* **Set exercise**
Where the word "ylabel" occurs in a line, return that line.

* **Source records**
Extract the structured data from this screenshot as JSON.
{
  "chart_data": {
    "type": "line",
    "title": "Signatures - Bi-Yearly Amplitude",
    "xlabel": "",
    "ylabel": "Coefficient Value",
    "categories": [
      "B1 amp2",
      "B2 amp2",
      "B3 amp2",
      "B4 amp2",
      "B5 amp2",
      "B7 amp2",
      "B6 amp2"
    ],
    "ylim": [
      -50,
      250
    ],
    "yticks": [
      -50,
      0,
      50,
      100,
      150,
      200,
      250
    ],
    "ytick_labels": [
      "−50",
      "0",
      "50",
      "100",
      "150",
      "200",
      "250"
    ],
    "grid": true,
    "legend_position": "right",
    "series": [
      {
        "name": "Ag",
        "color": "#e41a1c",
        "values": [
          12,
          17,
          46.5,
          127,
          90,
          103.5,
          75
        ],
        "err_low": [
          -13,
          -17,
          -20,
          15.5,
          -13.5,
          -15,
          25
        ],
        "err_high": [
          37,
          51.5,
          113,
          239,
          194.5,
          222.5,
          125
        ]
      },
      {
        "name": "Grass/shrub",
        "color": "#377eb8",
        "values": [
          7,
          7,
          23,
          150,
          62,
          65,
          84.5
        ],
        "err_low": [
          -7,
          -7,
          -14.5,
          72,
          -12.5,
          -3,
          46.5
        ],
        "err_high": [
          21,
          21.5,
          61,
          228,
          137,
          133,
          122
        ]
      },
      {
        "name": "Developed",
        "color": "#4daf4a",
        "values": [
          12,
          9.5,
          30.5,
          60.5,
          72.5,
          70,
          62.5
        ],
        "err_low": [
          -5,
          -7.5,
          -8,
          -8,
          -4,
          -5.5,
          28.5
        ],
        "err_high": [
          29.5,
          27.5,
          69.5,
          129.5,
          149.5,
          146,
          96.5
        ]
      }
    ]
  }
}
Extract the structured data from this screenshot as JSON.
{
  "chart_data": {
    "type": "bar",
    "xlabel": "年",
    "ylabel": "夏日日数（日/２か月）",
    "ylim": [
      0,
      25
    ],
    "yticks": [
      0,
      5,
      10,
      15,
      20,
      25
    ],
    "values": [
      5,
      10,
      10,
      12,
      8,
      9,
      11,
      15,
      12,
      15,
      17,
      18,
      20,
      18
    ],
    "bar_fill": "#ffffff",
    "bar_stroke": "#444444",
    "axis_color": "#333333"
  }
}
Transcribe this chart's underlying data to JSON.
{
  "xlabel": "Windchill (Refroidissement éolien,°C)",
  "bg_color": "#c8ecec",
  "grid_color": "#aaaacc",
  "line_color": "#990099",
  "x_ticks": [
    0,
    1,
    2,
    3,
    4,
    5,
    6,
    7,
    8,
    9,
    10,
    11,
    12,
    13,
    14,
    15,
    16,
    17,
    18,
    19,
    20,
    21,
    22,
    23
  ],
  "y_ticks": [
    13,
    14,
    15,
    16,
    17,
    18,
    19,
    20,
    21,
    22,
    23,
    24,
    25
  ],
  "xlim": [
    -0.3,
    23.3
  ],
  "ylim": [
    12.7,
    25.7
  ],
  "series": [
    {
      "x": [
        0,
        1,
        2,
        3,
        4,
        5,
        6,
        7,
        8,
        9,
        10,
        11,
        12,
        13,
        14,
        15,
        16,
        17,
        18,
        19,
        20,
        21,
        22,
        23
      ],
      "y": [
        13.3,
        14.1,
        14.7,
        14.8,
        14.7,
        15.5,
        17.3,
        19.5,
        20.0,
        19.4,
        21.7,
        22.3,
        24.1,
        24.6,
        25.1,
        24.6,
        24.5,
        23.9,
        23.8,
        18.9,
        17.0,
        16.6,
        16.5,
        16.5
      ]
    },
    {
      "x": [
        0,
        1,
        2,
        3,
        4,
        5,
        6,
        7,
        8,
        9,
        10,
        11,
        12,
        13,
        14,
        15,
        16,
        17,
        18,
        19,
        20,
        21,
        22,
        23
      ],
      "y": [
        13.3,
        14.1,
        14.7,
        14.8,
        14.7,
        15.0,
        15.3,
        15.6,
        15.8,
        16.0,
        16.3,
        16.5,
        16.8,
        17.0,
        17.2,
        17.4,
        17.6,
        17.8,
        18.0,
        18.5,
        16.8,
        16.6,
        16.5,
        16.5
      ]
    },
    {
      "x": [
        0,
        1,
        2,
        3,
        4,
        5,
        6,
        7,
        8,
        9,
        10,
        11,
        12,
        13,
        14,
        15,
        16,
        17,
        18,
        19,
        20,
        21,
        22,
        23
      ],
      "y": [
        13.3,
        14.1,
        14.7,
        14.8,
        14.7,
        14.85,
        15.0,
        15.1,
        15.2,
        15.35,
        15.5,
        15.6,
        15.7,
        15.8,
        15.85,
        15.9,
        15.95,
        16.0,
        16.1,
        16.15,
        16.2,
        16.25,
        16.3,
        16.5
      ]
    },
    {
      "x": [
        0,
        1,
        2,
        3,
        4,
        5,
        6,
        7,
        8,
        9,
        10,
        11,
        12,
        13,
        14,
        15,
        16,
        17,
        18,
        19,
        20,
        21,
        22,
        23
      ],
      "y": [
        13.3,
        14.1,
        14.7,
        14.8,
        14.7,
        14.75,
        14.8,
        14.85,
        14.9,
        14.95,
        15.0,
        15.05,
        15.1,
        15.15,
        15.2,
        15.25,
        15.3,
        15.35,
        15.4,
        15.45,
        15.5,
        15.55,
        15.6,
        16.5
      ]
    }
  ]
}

* **Exercise output**
    "ylabel": "Coefficient Value",
    "ylabel": "夏日日数（日/２か月）",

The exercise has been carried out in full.